WHAT THIS TASK INVOLVES —
State the number of lines, and only that number, in which the word "과제들이다" appears.

TASK MATERIAL —
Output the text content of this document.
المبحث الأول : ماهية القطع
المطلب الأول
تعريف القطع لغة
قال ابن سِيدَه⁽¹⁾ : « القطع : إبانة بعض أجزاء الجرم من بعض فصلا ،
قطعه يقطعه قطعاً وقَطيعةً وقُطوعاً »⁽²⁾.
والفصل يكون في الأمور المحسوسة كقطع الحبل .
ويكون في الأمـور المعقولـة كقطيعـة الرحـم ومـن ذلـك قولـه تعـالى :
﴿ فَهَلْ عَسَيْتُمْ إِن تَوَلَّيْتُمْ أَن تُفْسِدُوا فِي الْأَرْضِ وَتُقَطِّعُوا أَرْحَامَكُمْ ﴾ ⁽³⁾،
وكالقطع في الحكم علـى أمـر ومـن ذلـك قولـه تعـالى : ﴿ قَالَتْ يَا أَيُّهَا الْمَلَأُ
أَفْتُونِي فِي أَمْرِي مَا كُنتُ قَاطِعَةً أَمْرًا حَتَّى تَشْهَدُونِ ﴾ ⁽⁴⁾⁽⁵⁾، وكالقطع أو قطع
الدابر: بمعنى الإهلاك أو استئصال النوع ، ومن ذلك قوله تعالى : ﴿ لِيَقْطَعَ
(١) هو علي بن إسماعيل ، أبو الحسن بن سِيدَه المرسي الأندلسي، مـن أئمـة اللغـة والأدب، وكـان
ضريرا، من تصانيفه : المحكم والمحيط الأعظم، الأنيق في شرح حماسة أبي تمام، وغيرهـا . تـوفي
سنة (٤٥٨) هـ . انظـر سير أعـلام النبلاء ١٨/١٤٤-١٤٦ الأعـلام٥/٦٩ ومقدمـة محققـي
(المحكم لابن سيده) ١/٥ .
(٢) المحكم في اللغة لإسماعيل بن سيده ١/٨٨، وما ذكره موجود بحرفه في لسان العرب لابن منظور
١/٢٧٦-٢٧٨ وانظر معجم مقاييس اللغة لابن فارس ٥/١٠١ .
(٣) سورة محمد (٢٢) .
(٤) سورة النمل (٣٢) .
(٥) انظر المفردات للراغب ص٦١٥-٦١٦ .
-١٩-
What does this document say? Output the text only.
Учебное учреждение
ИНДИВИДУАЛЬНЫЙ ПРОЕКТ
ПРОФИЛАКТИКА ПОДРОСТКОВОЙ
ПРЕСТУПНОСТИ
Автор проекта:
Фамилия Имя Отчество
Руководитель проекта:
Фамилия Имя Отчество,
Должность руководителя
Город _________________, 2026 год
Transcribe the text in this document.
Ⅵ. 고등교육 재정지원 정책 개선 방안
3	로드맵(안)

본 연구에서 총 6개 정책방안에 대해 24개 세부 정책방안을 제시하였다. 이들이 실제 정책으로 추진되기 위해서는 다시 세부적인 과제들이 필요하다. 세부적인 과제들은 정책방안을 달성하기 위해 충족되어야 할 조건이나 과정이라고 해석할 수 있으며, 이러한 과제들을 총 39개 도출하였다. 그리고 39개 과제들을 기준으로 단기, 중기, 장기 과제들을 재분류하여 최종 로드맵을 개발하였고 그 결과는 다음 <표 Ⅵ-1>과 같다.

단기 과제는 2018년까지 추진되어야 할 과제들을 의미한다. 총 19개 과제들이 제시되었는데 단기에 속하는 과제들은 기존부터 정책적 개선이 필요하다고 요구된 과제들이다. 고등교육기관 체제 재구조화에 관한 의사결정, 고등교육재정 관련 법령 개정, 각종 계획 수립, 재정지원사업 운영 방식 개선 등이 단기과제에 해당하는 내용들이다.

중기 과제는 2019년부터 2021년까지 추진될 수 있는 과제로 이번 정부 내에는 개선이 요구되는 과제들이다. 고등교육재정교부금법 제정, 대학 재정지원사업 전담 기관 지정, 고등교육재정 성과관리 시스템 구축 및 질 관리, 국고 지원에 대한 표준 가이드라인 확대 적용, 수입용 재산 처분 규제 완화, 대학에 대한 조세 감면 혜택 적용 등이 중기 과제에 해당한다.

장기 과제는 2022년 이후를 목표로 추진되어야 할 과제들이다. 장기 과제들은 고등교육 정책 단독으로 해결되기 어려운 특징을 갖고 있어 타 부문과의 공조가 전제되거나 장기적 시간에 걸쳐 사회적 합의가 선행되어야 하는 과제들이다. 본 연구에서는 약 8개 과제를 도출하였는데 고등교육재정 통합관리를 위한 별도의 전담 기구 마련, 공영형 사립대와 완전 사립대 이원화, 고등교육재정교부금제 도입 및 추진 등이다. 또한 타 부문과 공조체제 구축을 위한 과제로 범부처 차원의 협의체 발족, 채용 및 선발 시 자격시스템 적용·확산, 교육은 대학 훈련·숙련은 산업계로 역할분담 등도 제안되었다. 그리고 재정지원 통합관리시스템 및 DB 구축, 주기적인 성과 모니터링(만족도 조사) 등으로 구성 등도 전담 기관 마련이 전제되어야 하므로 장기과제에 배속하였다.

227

FULL SOLUTION —
3